Provided entries.
____________________
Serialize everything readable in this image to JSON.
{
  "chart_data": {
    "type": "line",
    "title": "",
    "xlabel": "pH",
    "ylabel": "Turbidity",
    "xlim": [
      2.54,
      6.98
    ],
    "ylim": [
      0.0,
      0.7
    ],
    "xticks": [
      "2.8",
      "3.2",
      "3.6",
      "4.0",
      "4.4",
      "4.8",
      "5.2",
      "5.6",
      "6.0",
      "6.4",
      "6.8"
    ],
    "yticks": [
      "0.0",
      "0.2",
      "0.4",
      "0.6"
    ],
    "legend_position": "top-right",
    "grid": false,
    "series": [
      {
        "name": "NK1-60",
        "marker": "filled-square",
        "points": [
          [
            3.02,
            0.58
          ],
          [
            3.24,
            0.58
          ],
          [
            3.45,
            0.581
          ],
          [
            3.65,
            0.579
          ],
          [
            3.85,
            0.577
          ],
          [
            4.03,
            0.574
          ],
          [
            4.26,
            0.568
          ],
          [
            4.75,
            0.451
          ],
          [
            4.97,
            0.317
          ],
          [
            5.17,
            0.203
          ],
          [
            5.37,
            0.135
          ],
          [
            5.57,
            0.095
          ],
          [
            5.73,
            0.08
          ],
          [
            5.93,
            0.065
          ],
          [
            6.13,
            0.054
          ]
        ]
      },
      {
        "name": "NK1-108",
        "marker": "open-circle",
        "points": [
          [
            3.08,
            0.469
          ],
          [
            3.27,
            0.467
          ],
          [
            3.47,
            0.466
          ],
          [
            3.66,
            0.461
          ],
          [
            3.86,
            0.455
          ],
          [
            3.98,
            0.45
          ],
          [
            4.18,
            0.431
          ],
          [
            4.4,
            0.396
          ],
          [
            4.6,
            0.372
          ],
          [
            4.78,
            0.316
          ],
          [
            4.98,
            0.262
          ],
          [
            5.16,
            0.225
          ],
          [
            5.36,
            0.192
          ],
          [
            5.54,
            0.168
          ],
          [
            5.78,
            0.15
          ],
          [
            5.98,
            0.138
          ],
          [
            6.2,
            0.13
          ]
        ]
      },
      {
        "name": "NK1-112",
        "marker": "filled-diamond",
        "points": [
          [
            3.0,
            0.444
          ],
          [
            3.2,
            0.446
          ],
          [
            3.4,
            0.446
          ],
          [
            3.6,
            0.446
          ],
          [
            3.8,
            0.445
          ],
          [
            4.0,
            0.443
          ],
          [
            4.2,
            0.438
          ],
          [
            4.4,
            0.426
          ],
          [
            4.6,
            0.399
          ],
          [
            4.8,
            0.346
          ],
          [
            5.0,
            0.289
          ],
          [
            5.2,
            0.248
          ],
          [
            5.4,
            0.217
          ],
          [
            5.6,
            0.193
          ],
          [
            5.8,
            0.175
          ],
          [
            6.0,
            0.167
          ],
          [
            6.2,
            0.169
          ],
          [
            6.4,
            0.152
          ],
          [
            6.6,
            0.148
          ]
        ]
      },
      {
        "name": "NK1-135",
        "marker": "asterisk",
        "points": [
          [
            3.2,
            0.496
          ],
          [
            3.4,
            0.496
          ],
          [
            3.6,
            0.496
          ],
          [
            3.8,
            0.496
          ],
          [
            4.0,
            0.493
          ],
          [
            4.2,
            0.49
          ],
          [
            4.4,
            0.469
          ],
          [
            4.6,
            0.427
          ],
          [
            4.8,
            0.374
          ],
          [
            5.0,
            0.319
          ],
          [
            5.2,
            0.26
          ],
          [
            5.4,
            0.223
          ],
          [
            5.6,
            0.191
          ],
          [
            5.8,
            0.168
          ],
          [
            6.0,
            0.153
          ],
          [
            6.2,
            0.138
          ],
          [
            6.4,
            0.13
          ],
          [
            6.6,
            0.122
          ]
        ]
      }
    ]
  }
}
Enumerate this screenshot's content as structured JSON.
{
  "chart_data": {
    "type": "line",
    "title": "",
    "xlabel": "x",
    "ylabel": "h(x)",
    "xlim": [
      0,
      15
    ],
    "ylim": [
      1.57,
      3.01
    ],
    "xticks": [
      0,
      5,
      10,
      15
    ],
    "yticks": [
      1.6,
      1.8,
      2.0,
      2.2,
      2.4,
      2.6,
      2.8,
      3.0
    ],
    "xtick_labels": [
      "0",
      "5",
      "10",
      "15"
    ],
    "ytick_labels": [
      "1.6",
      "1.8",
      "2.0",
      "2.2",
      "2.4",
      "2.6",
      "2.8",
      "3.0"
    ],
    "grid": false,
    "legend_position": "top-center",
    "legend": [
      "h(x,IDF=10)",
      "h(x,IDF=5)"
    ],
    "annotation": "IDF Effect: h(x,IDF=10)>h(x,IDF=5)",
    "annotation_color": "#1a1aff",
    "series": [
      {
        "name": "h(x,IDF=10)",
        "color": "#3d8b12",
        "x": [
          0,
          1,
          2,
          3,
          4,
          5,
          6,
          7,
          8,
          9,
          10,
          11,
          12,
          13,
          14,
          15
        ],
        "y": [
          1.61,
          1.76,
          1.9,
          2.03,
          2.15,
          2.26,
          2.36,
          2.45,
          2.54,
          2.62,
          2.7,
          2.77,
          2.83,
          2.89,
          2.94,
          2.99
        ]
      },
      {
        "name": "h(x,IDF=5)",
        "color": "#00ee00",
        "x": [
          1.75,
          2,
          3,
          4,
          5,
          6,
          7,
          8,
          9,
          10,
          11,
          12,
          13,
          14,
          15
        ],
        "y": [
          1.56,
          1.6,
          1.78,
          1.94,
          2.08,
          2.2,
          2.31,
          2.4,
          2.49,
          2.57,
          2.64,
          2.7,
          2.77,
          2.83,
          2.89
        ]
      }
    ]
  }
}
____________________
Exercise goal.
Retype each record exactly, leaving nothing out.

Completed exercise.
Serialize everything readable in this image to JSON.
{
  "chart_data": {
    "type": "line",
    "title": "",
    "xlabel": "pH",
    "ylabel": "Turbidity",
    "xlim": [
      2.54,
      6.98
    ],
    "ylim": [
      0.0,
      0.7
    ],
    "xticks": [
      "2.8",
      "3.2",
      "3.6",
      "4.0",
      "4.4",
      "4.8",
      "5.2",
      "5.6",
      "6.0",
      "6.4",
      "6.8"
    ],
    "yticks": [
      "0.0",
      "0.2",
      "0.4",
      "0.6"
    ],
    "legend_position": "top-right",
    "grid": false,
    "series": [
      {
        "name": "NK1-60",
        "marker": "filled-square",
        "points": [
          [
            3.02,
            0.58
          ],
          [
            3.24,
            0.58
          ],
          [
            3.45,
            0.581
          ],
          [
            3.65,
            0.579
          ],
          [
            3.85,
            0.577
          ],
          [
            4.03,
            0.574
          ],
          [
            4.26,
            0.568
          ],
          [
            4.75,
            0.451
          ],
          [
            4.97,
            0.317
          ],
          [
            5.17,
            0.203
          ],
          [
            5.37,
            0.135
          ],
          [
            5.57,
            0.095
          ],
          [
            5.73,
            0.08
          ],
          [
            5.93,
            0.065
          ],
          [
            6.13,
            0.054
          ]
        ]
      },
      {
        "name": "NK1-108",
        "marker": "open-circle",
        "points": [
          [
            3.08,
            0.469
          ],
          [
            3.27,
            0.467
          ],
          [
            3.47,
            0.466
          ],
          [
            3.66,
            0.461
          ],
          [
            3.86,
            0.455
          ],
          [
            3.98,
            0.45
          ],
          [
            4.18,
            0.431
          ],
          [
            4.4,
            0.396
          ],
          [
            4.6,
            0.372
          ],
          [
            4.78,
            0.316
          ],
          [
            4.98,
            0.262
          ],
          [
            5.16,
            0.225
          ],
          [
            5.36,
            0.192
          ],
          [
            5.54,
            0.168
          ],
          [
            5.78,
            0.15
          ],
          [
            5.98,
            0.138
          ],
          [
            6.2,
            0.13
          ]
        ]
      },
      {
        "name": "NK1-112",
        "marker": "filled-diamond",
        "points": [
          [
            3.0,
            0.444
          ],
          [
            3.2,
            0.446
          ],
          [
            3.4,
            0.446
          ],
          [
            3.6,
            0.446
          ],
          [
            3.8,
            0.445
          ],
          [
            4.0,
            0.443
          ],
          [
            4.2,
            0.438
          ],
          [
            4.4,
            0.426
          ],
          [
            4.6,
            0.399
          ],
          [
            4.8,
            0.346
          ],
          [
            5.0,
            0.289
          ],
          [
            5.2,
            0.248
          ],
          [
            5.4,
            0.217
          ],
          [
            5.6,
            0.193
          ],
          [
            5.8,
            0.175
          ],
          [
            6.0,
            0.167
          ],
          [
            6.2,
            0.169
          ],
          [
            6.4,
            0.152
          ],
          [
            6.6,
            0.148
          ]
        ]
      },
      {
        "name": "NK1-135",
        "marker": "asterisk",
        "points": [
          [
            3.2,
            0.496
          ],
          [
            3.4,
            0.496
          ],
          [
            3.6,
            0.496
          ],
          [
            3.8,
            0.496
          ],
          [
            4.0,
            0.493
          ],
          [
            4.2,
            0.49
          ],
          [
            4.4,
            0.469
          ],
          [
            4.6,
            0.427
          ],
          [
            4.8,
            0.374
          ],
          [
            5.0,
            0.319
          ],
          [
            5.2,
            0.26
          ],
          [
            5.4,
            0.223
          ],
          [
            5.6,
            0.191
          ],
          [
            5.8,
            0.168
          ],
          [
            6.0,
            0.153
          ],
          [
            6.2,
            0.138
          ],
          [
            6.4,
            0.13
          ],
          [
            6.6,
            0.122
          ]
        ]
      }
    ]
  }
}
Enumerate this screenshot's content as structured JSON.
{
  "chart_data": {
    "type": "line",
    "title": "",
    "xlabel": "x",
    "ylabel": "h(x)",
    "xlim": [
      0,
      15
    ],
    "ylim": [
      1.57,
      3.01
    ],
    "xticks": [
      0,
      5,
      10,
      15
    ],
    "yticks": [
      1.6,
      1.8,
      2.0,
      2.2,
      2.4,
      2.6,
      2.8,
      3.0
    ],
    "xtick_labels": [
      "0",
      "5",
      "10",
      "15"
    ],
    "ytick_labels": [
      "1.6",
      "1.8",
      "2.0",
      "2.2",
      "2.4",
      "2.6",
      "2.8",
      "3.0"
    ],
    "grid": false,
    "legend_position": "top-center",
    "legend": [
      "h(x,IDF=10)",
      "h(x,IDF=5)"
    ],
    "annotation": "IDF Effect: h(x,IDF=10)>h(x,IDF=5)",
    "annotation_color": "#1a1aff",
    "series": [
      {
        "name": "h(x,IDF=10)",
        "color": "#3d8b12",
        "x": [
          0,
          1,
          2,
          3,
          4,
          5,
          6,
          7,
          8,
          9,
          10,
          11,
          12,
          13,
          14,
          15
        ],
        "y": [
          1.61,
          1.76,
          1.9,
          2.03,
          2.15,
          2.26,
          2.36,
          2.45,
          2.54,
          2.62,
          2.7,
          2.77,
          2.83,
          2.89,
          2.94,
          2.99
        ]
      },
      {
        "name": "h(x,IDF=5)",
        "color": "#00ee00",
        "x": [
          1.75,
          2,
          3,
          4,
          5,
          6,
          7,
          8,
          9,
          10,
          11,
          12,
          13,
          14,
          15
        ],
        "y": [
          1.56,
          1.6,
          1.78,
          1.94,
          2.08,
          2.2,
          2.31,
          2.4,
          2.49,
          2.57,
          2.64,
          2.7,
          2.77,
          2.83,
          2.89
        ]
      }
    ]
  }
}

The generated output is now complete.